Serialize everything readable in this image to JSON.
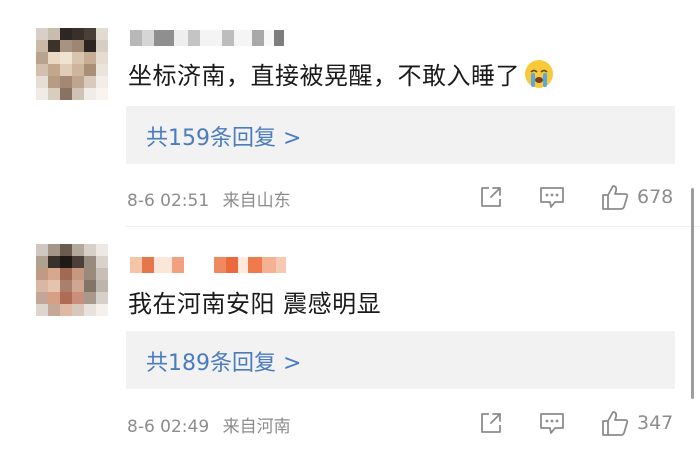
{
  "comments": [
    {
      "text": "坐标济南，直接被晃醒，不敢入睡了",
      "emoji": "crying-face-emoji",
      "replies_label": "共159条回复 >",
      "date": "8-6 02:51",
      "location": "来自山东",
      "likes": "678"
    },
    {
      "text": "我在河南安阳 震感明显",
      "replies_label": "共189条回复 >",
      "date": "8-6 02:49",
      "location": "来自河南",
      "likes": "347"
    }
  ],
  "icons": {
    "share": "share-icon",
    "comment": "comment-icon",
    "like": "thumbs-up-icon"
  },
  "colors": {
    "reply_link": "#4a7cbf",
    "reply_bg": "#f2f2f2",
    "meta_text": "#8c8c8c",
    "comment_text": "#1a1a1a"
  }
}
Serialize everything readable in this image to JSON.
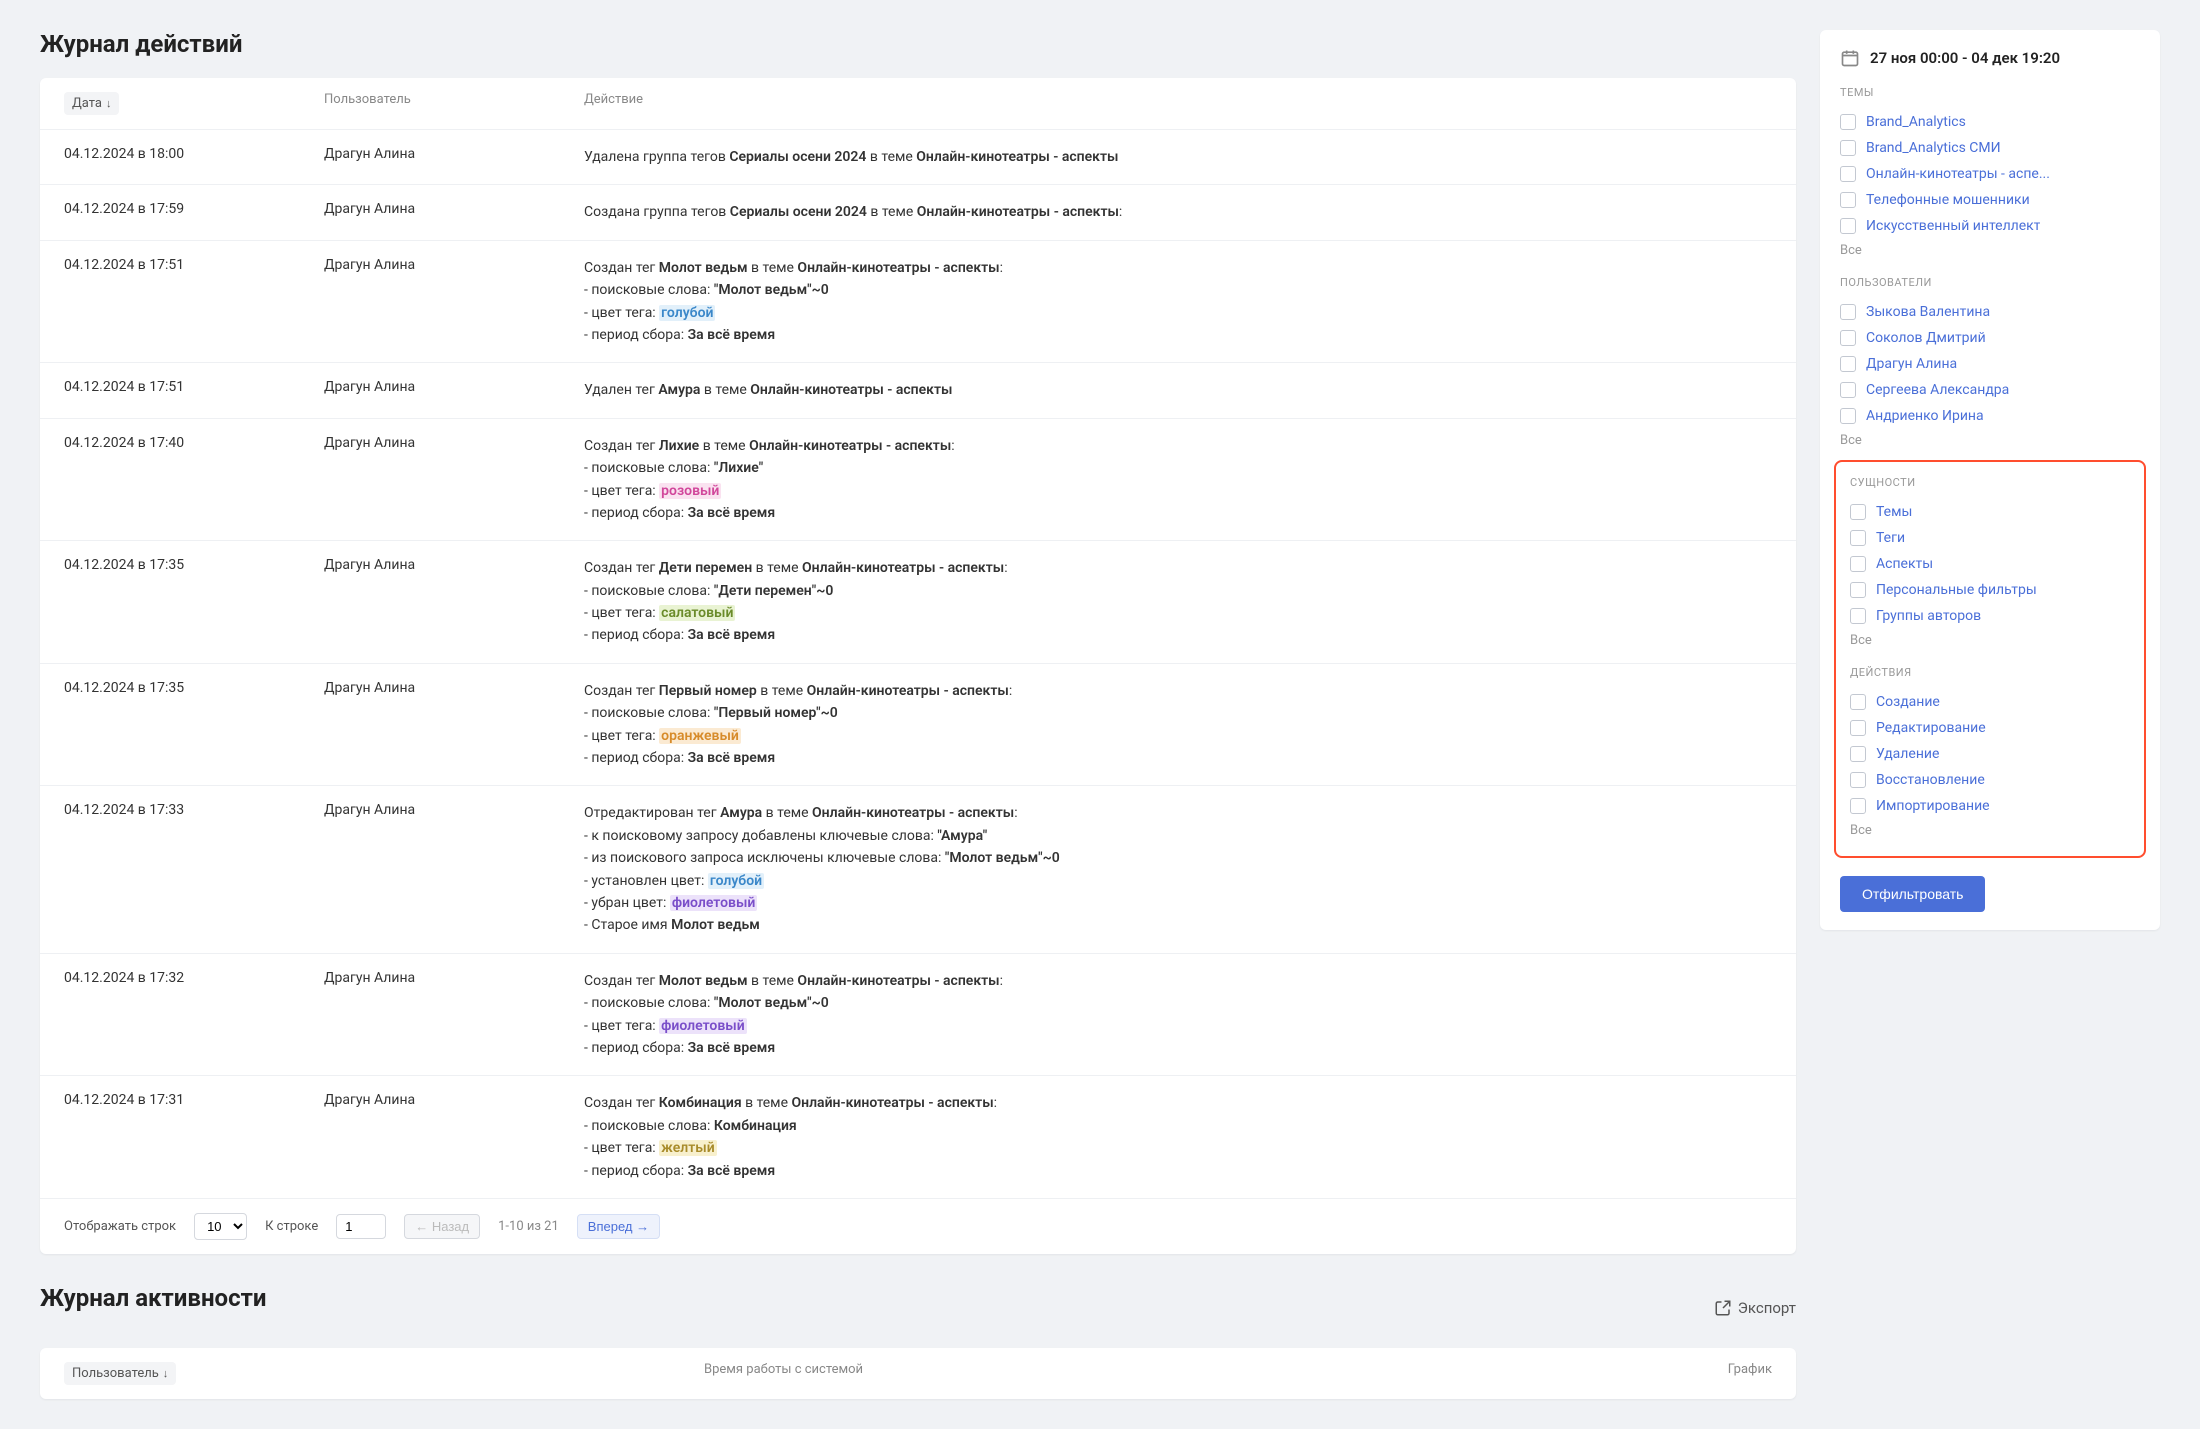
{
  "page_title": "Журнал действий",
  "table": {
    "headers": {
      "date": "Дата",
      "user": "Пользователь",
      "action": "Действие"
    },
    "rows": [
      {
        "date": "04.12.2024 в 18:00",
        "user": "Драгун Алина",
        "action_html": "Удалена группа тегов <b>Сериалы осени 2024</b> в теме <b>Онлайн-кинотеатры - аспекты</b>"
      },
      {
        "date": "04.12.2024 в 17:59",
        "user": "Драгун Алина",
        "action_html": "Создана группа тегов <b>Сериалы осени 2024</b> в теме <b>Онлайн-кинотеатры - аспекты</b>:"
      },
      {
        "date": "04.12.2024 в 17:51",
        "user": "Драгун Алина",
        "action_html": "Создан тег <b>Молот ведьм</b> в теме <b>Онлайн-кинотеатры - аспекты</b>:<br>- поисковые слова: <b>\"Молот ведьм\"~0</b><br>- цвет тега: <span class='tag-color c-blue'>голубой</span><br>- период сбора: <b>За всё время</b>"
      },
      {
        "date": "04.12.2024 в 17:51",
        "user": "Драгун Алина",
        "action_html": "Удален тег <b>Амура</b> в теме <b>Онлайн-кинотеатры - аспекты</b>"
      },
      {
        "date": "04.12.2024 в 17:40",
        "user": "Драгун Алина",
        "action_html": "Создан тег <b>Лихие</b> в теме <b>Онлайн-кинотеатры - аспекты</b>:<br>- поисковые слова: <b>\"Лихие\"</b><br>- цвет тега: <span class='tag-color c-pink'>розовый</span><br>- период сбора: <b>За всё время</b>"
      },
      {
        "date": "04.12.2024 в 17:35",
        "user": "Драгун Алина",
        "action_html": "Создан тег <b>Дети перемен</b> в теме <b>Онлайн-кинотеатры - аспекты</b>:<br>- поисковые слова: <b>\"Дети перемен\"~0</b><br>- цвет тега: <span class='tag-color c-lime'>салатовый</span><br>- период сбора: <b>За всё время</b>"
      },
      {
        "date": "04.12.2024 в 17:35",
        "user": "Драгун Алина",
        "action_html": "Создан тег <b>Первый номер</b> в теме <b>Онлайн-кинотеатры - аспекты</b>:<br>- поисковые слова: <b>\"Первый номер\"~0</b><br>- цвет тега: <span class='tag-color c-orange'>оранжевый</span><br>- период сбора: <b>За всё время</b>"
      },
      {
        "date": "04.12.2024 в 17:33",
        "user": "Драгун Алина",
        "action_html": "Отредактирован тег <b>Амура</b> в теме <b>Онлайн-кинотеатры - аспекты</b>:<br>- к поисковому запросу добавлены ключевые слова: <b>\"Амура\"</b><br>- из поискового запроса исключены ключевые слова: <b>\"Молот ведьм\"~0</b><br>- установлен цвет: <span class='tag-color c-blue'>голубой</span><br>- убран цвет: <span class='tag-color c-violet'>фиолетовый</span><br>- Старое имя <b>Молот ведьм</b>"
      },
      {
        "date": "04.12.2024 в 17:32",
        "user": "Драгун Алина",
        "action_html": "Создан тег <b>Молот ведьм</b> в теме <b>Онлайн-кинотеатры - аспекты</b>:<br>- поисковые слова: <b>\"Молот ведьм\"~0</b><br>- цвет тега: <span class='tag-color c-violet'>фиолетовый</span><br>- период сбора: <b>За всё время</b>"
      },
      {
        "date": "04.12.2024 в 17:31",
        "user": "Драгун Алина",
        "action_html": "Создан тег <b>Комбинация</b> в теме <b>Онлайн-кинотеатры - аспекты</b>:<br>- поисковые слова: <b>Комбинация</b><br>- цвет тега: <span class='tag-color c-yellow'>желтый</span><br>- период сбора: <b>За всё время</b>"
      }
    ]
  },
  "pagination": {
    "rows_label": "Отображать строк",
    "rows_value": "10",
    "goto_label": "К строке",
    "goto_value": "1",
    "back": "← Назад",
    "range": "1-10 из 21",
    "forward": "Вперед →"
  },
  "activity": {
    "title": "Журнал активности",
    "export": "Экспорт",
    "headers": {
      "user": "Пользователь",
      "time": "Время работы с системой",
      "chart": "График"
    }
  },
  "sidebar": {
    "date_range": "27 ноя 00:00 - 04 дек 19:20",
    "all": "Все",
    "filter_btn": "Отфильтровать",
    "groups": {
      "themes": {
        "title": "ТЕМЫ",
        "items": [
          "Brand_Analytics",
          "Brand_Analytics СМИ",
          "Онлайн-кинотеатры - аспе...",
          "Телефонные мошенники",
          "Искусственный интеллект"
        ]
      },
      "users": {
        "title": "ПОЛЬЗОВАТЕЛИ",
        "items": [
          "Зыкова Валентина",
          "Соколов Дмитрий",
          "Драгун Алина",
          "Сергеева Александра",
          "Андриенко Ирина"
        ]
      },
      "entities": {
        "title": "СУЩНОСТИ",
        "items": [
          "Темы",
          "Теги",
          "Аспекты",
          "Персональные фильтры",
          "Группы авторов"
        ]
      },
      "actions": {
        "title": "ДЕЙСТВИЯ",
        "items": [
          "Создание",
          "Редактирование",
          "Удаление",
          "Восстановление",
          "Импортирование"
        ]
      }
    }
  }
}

Instructions to follow
Every line above should be returned exactly; the pictures stay out.

Result for this exercise
Serialize everything readable in this image to JSON.
{
  "comments": [
    {
      "text": "坐标济南，直接被晃醒，不敢入睡了",
      "emoji": "crying-face-emoji",
      "replies_label": "共159条回复 >",
      "date": "8-6 02:51",
      "location": "来自山东",
      "likes": "678"
    },
    {
      "text": "我在河南安阳 震感明显",
      "replies_label": "共189条回复 >",
      "date": "8-6 02:49",
      "location": "来自河南",
      "likes": "347"
    }
  ],
  "icons": {
    "share": "share-icon",
    "comment": "comment-icon",
    "like": "thumbs-up-icon"
  },
  "colors": {
    "reply_link": "#4a7cbf",
    "reply_bg": "#f2f2f2",
    "meta_text": "#8c8c8c",
    "comment_text": "#1a1a1a"
  }
}
Serialize everything readable in this image to JSON.
{
  "page_title": "Журнал действий",
  "table": {
    "headers": {
      "date": "Дата",
      "user": "Пользователь",
      "action": "Действие"
    },
    "rows": [
      {
        "date": "04.12.2024 в 18:00",
        "user": "Драгун Алина",
        "action_html": "Удалена группа тегов <b>Сериалы осени 2024</b> в теме <b>Онлайн-кинотеатры - аспекты</b>"
      },
      {
        "date": "04.12.2024 в 17:59",
        "user": "Драгун Алина",
        "action_html": "Создана группа тегов <b>Сериалы осени 2024</b> в теме <b>Онлайн-кинотеатры - аспекты</b>:"
      },
      {
        "date": "04.12.2024 в 17:51",
        "user": "Драгун Алина",
        "action_html": "Создан тег <b>Молот ведьм</b> в теме <b>Онлайн-кинотеатры - аспекты</b>:<br>- поисковые слова: <b>\"Молот ведьм\"~0</b><br>- цвет тега: <span class='tag-color c-blue'>голубой</span><br>- период сбора: <b>За всё время</b>"
      },
      {
        "date": "04.12.2024 в 17:51",
        "user": "Драгун Алина",
        "action_html": "Удален тег <b>Амура</b> в теме <b>Онлайн-кинотеатры - аспекты</b>"
      },
      {
        "date": "04.12.2024 в 17:40",
        "user": "Драгун Алина",
        "action_html": "Создан тег <b>Лихие</b> в теме <b>Онлайн-кинотеатры - аспекты</b>:<br>- поисковые слова: <b>\"Лихие\"</b><br>- цвет тега: <span class='tag-color c-pink'>розовый</span><br>- период сбора: <b>За всё время</b>"
      },
      {
        "date": "04.12.2024 в 17:35",
        "user": "Драгун Алина",
        "action_html": "Создан тег <b>Дети перемен</b> в теме <b>Онлайн-кинотеатры - аспекты</b>:<br>- поисковые слова: <b>\"Дети перемен\"~0</b><br>- цвет тега: <span class='tag-color c-lime'>салатовый</span><br>- период сбора: <b>За всё время</b>"
      },
      {
        "date": "04.12.2024 в 17:35",
        "user": "Драгун Алина",
        "action_html": "Создан тег <b>Первый номер</b> в теме <b>Онлайн-кинотеатры - аспекты</b>:<br>- поисковые слова: <b>\"Первый номер\"~0</b><br>- цвет тега: <span class='tag-color c-orange'>оранжевый</span><br>- период сбора: <b>За всё время</b>"
      },
      {
        "date": "04.12.2024 в 17:33",
        "user": "Драгун Алина",
        "action_html": "Отредактирован тег <b>Амура</b> в теме <b>Онлайн-кинотеатры - аспекты</b>:<br>- к поисковому запросу добавлены ключевые слова: <b>\"Амура\"</b><br>- из поискового запроса исключены ключевые слова: <b>\"Молот ведьм\"~0</b><br>- установлен цвет: <span class='tag-color c-blue'>голубой</span><br>- убран цвет: <span class='tag-color c-violet'>фиолетовый</span><br>- Старое имя <b>Молот ведьм</b>"
      },
      {
        "date": "04.12.2024 в 17:32",
        "user": "Драгун Алина",
        "action_html": "Создан тег <b>Молот ведьм</b> в теме <b>Онлайн-кинотеатры - аспекты</b>:<br>- поисковые слова: <b>\"Молот ведьм\"~0</b><br>- цвет тега: <span class='tag-color c-violet'>фиолетовый</span><br>- период сбора: <b>За всё время</b>"
      },
      {
        "date": "04.12.2024 в 17:31",
        "user": "Драгун Алина",
        "action_html": "Создан тег <b>Комбинация</b> в теме <b>Онлайн-кинотеатры - аспекты</b>:<br>- поисковые слова: <b>Комбинация</b><br>- цвет тега: <span class='tag-color c-yellow'>желтый</span><br>- период сбора: <b>За всё время</b>"
      }
    ]
  },
  "pagination": {
    "rows_label": "Отображать строк",
    "rows_value": "10",
    "goto_label": "К строке",
    "goto_value": "1",
    "back": "← Назад",
    "range": "1-10 из 21",
    "forward": "Вперед →"
  },
  "activity": {
    "title": "Журнал активности",
    "export": "Экспорт",
    "headers": {
      "user": "Пользователь",
      "time": "Время работы с системой",
      "chart": "График"
    }
  },
  "sidebar": {
    "date_range": "27 ноя 00:00 - 04 дек 19:20",
    "all": "Все",
    "filter_btn": "Отфильтровать",
    "groups": {
      "themes": {
        "title": "ТЕМЫ",
        "items": [
          "Brand_Analytics",
          "Brand_Analytics СМИ",
          "Онлайн-кинотеатры - аспе...",
          "Телефонные мошенники",
          "Искусственный интеллект"
        ]
      },
      "users": {
        "title": "ПОЛЬЗОВАТЕЛИ",
        "items": [
          "Зыкова Валентина",
          "Соколов Дмитрий",
          "Драгун Алина",
          "Сергеева Александра",
          "Андриенко Ирина"
        ]
      },
      "entities": {
        "title": "СУЩНОСТИ",
        "items": [
          "Темы",
          "Теги",
          "Аспекты",
          "Персональные фильтры",
          "Группы авторов"
        ]
      },
      "actions": {
        "title": "ДЕЙСТВИЯ",
        "items": [
          "Создание",
          "Редактирование",
          "Удаление",
          "Восстановление",
          "Импортирование"
        ]
      }
    }
  }
}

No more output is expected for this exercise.